Items from a dataset
▶
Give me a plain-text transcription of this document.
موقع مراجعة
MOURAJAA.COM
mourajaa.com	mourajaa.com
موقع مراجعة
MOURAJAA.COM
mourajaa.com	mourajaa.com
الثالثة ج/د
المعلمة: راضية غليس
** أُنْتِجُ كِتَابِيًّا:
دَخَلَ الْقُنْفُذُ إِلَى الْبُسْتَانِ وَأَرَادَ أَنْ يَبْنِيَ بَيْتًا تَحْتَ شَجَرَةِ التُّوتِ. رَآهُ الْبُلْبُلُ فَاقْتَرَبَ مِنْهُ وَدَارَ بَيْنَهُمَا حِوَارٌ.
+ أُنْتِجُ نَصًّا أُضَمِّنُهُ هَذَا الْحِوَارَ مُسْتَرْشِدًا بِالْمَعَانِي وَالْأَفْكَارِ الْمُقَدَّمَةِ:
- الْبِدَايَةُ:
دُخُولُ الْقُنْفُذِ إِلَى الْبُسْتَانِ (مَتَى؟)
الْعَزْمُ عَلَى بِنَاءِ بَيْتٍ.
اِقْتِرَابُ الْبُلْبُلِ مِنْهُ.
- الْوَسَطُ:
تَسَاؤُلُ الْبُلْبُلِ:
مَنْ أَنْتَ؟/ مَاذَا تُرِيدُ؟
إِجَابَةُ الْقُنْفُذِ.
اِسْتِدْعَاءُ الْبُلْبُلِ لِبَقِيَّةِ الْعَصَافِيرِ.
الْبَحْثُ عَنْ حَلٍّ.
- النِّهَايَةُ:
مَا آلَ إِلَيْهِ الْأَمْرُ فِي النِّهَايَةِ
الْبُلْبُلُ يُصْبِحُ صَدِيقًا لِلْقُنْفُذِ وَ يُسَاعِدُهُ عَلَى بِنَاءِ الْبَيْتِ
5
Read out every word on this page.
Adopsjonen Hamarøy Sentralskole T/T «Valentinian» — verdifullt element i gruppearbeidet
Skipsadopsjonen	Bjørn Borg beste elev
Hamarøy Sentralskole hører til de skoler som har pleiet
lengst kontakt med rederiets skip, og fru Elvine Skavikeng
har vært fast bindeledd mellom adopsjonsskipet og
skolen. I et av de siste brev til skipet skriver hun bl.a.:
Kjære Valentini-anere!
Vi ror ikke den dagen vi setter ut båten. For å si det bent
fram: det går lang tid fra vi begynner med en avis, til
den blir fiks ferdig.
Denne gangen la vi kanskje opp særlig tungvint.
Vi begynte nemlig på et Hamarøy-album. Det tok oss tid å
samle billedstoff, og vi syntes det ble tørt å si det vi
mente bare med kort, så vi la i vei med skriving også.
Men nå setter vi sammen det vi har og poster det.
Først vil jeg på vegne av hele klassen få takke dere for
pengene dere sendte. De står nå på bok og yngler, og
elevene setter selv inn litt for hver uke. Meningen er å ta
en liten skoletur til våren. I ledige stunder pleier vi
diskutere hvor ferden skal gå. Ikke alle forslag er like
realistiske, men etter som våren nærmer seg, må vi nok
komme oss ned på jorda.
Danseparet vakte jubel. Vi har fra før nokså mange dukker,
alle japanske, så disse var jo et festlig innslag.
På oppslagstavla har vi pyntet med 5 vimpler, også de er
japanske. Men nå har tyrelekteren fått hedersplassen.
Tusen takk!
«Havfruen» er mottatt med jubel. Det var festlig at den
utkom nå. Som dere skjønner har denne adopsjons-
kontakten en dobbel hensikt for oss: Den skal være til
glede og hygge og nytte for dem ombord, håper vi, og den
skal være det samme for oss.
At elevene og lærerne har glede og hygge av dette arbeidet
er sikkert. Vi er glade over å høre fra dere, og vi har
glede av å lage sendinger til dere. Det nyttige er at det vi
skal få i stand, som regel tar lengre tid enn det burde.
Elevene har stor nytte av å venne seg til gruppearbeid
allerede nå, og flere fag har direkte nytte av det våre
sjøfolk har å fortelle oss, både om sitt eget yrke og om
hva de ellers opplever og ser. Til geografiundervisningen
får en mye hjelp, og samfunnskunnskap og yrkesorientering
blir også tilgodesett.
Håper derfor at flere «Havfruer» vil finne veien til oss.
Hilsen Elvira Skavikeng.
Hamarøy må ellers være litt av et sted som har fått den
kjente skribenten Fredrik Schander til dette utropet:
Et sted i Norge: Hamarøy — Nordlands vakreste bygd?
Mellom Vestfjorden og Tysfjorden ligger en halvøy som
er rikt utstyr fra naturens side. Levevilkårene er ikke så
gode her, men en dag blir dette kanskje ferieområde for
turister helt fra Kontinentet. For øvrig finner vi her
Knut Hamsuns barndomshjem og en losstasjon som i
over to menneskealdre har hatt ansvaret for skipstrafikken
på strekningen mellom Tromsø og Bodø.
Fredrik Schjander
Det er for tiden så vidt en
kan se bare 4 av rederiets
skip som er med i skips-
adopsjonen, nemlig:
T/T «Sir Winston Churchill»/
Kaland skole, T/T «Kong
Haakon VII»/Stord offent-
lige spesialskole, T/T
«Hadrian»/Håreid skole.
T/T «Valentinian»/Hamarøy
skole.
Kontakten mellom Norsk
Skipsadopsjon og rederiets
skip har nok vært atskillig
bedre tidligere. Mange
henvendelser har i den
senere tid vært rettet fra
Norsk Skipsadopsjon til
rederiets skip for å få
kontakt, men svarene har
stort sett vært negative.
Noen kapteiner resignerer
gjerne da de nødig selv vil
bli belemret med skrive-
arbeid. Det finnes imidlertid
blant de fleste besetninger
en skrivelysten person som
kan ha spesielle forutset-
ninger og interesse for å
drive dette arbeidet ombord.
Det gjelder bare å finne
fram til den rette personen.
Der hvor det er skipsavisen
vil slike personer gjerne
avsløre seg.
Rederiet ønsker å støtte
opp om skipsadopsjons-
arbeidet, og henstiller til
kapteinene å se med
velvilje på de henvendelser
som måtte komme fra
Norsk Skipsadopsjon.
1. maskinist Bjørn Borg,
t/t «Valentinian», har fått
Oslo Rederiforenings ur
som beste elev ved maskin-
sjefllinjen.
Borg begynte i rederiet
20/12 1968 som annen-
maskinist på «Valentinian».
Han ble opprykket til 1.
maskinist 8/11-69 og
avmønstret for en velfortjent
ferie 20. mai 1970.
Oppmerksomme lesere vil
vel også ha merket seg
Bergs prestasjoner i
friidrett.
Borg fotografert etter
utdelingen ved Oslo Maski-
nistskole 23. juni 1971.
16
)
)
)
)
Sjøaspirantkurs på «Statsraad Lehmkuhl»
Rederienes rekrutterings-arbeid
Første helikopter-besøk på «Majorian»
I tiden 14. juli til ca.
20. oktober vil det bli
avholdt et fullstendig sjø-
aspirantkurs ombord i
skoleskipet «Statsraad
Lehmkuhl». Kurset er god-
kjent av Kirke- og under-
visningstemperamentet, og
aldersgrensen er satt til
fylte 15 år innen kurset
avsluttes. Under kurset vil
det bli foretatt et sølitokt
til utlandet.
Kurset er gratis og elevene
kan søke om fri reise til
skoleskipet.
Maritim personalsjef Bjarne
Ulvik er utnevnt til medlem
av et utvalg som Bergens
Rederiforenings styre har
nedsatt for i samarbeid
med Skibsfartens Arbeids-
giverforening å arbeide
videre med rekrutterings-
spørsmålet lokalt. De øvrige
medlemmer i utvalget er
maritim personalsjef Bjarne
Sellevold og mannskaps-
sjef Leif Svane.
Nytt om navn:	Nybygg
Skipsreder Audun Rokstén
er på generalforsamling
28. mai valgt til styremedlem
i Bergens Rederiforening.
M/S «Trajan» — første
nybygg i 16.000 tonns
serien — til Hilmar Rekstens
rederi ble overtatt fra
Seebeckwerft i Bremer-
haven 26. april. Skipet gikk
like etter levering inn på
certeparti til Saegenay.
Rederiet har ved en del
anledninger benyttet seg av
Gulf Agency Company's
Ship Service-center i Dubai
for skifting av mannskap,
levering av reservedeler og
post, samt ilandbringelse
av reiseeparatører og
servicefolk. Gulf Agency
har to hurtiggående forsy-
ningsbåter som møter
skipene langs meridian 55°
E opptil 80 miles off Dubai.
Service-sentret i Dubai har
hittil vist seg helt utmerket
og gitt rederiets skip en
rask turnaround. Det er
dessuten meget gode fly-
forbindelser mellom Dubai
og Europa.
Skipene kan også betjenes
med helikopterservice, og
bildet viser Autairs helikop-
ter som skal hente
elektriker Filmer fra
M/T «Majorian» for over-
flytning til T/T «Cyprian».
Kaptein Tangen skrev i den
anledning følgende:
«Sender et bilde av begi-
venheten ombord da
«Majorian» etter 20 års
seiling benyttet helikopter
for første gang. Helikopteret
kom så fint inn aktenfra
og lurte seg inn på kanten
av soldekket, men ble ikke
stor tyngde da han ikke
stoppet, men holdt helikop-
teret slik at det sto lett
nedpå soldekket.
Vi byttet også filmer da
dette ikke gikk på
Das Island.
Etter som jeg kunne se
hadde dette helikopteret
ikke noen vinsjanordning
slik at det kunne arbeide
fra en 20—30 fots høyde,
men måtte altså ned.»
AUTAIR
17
◀
* [Directive]: Say how many lines contain the string "henvendelser", giving nothing but the count.

* [Response to this exercise]: 2